▸ **WRITTEN PROBLEM**
Extract the full listing below without altering a single character.
-- BEGIN --
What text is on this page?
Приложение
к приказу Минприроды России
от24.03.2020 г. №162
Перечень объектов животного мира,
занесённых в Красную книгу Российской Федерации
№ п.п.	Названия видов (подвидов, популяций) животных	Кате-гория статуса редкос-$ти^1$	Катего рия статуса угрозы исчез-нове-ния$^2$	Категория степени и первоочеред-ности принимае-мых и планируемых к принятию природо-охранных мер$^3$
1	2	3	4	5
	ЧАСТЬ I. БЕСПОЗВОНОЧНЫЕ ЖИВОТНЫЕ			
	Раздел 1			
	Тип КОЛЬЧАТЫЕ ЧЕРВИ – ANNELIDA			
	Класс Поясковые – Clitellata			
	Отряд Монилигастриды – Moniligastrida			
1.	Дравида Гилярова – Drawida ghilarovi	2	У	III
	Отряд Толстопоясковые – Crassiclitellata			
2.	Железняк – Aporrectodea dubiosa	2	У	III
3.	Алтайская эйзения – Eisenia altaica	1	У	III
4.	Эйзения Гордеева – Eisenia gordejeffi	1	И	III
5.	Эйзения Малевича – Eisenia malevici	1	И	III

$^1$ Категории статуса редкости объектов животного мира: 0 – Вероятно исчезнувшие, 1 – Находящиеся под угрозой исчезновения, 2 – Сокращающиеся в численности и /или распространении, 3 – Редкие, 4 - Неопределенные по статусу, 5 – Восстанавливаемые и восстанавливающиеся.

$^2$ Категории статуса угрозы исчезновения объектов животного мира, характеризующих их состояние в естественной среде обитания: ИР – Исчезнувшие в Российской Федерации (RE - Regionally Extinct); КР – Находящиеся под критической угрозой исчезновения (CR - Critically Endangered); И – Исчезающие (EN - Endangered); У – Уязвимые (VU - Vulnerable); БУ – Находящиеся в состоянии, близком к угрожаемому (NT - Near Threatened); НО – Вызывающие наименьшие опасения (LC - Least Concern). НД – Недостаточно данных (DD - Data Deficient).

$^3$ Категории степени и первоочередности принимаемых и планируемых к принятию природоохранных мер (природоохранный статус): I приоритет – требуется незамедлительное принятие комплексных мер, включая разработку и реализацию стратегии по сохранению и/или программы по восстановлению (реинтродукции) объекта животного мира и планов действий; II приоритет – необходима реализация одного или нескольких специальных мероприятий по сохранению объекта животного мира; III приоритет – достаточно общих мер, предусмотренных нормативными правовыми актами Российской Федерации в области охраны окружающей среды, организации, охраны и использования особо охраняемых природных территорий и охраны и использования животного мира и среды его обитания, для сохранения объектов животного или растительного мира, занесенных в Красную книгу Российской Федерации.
-- END --
▸ **ANSWER BELOW**
What text is on this page?
Приложение
к приказу Минприроды России
от24.03.2020 г. №162
Перечень объектов животного мира,
занесённых в Красную книгу Российской Федерации
№ п.п.	Названия видов (подвидов, популяций) животных	Кате-гория статуса редкос-$ти^1$	Катего рия статуса угрозы исчез-нове-ния$^2$	Категория степени и первоочеред-ности принимае-мых и планируемых к принятию природо-охранных мер$^3$
1	2	3	4	5
	ЧАСТЬ I. БЕСПОЗВОНОЧНЫЕ ЖИВОТНЫЕ			
	Раздел 1			
	Тип КОЛЬЧАТЫЕ ЧЕРВИ – ANNELIDA			
	Класс Поясковые – Clitellata			
	Отряд Монилигастриды – Moniligastrida			
1.	Дравида Гилярова – Drawida ghilarovi	2	У	III
	Отряд Толстопоясковые – Crassiclitellata			
2.	Железняк – Aporrectodea dubiosa	2	У	III
3.	Алтайская эйзения – Eisenia altaica	1	У	III
4.	Эйзения Гордеева – Eisenia gordejeffi	1	И	III
5.	Эйзения Малевича – Eisenia malevici	1	И	III

$^1$ Категории статуса редкости объектов животного мира: 0 – Вероятно исчезнувшие, 1 – Находящиеся под угрозой исчезновения, 2 – Сокращающиеся в численности и /или распространении, 3 – Редкие, 4 - Неопределенные по статусу, 5 – Восстанавливаемые и восстанавливающиеся.

$^2$ Категории статуса угрозы исчезновения объектов животного мира, характеризующих их состояние в естественной среде обитания: ИР – Исчезнувшие в Российской Федерации (RE - Regionally Extinct); КР – Находящиеся под критической угрозой исчезновения (CR - Critically Endangered); И – Исчезающие (EN - Endangered); У – Уязвимые (VU - Vulnerable); БУ – Находящиеся в состоянии, близком к угрожаемому (NT - Near Threatened); НО – Вызывающие наименьшие опасения (LC - Least Concern). НД – Недостаточно данных (DD - Data Deficient).

$^3$ Категории степени и первоочередности принимаемых и планируемых к принятию природоохранных мер (природоохранный статус): I приоритет – требуется незамедлительное принятие комплексных мер, включая разработку и реализацию стратегии по сохранению и/или программы по восстановлению (реинтродукции) объекта животного мира и планов действий; II приоритет – необходима реализация одного или нескольких специальных мероприятий по сохранению объекта животного мира; III приоритет – достаточно общих мер, предусмотренных нормативными правовыми актами Российской Федерации в области охраны окружающей среды, организации, охраны и использования особо охраняемых природных территорий и охраны и использования животного мира и среды его обитания, для сохранения объектов животного или растительного мира, занесенных в Красную книгу Российской Федерации.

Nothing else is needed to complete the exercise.